* _CHALLENGE_
List all lines in the material below that contain "BISA".

↓↓↓

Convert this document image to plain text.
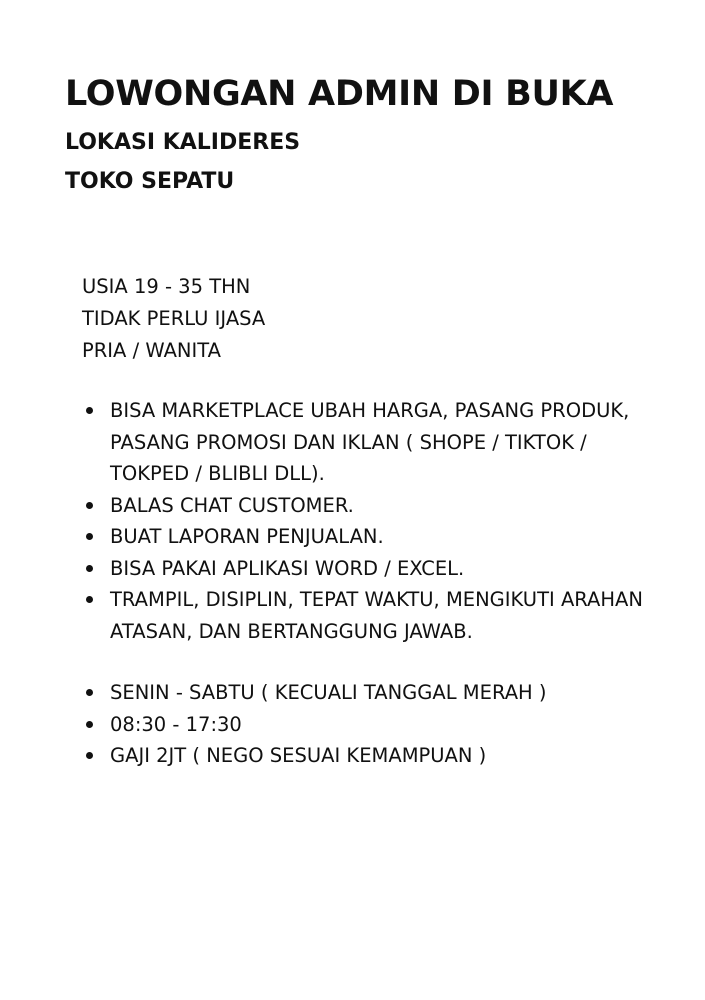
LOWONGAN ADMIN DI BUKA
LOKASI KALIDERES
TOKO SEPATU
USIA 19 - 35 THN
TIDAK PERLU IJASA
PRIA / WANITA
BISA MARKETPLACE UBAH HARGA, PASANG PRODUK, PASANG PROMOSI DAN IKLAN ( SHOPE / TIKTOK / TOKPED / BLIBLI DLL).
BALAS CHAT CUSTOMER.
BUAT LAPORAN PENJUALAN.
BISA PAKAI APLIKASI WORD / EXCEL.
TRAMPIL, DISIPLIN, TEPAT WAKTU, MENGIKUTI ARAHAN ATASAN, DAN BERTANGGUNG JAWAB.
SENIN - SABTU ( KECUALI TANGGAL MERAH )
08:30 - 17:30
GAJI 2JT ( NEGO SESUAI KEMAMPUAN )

↑↑↑
↓↓↓

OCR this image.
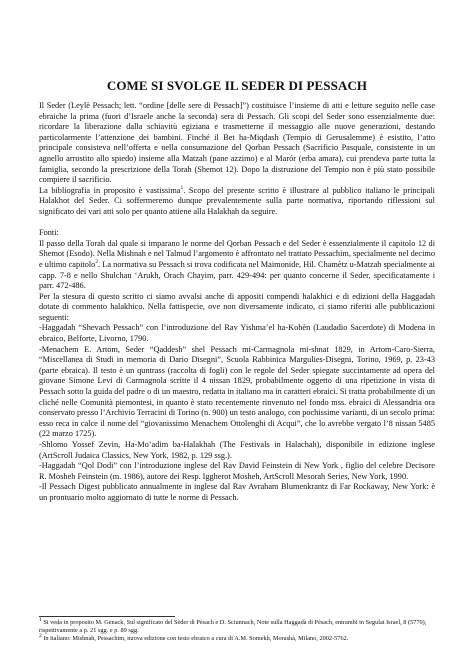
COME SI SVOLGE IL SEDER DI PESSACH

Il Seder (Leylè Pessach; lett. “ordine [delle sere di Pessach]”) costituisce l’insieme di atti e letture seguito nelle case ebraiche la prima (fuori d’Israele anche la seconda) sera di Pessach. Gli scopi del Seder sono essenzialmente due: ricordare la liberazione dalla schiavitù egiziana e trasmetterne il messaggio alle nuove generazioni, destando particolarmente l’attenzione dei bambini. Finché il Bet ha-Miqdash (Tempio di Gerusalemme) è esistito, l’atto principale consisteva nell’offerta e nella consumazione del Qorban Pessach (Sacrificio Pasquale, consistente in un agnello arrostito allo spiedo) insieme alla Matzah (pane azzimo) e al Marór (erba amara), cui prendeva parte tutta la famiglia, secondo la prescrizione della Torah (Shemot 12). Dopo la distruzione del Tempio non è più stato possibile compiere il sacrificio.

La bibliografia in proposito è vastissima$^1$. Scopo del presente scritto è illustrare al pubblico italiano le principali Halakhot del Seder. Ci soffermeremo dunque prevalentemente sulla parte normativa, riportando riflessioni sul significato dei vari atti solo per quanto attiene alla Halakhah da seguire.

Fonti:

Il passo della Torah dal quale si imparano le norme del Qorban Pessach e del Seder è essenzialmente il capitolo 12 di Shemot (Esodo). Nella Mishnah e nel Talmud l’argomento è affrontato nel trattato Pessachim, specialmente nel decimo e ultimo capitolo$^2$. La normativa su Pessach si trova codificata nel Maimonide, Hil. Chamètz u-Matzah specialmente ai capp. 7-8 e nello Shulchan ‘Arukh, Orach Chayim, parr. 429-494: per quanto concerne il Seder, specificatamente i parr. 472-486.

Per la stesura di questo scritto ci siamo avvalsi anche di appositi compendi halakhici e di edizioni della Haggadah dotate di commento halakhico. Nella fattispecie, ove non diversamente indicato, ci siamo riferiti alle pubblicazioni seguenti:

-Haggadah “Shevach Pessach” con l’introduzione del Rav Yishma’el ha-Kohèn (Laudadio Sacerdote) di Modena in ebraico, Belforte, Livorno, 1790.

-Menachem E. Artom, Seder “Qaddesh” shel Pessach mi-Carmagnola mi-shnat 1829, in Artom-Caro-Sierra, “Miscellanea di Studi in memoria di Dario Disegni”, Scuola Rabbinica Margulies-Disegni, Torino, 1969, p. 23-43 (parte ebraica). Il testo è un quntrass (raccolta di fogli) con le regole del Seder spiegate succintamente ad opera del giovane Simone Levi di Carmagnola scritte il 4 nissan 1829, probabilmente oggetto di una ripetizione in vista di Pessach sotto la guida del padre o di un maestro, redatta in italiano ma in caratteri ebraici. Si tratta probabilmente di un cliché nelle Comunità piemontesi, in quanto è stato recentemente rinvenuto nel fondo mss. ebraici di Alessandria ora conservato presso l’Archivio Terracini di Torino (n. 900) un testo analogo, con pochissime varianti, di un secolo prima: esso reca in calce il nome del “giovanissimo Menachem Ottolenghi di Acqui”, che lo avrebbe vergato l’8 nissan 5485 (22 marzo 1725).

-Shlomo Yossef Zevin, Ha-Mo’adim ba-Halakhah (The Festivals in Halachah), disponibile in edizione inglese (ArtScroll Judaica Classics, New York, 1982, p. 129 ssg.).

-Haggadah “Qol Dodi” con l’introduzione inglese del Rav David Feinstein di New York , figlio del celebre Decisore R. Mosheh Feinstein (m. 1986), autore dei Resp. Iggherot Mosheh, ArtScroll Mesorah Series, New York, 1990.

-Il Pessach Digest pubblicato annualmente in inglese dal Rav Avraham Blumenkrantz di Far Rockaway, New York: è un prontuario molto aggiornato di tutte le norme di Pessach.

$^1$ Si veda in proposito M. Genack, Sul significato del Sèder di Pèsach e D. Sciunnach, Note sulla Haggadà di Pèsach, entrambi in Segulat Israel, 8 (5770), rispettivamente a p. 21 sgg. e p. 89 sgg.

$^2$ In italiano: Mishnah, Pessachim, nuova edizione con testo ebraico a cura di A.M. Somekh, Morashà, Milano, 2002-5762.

↑↑↑

* _CORRECT RESULT_
BISA MARKETPLACE UBAH HARGA, PASANG PRODUK, PASANG PROMOSI DAN IKLAN ( SHOPE / TIKTOK / TOKPED / BLIBLI DLL).
BISA PAKAI APLIKASI WORD / EXCEL.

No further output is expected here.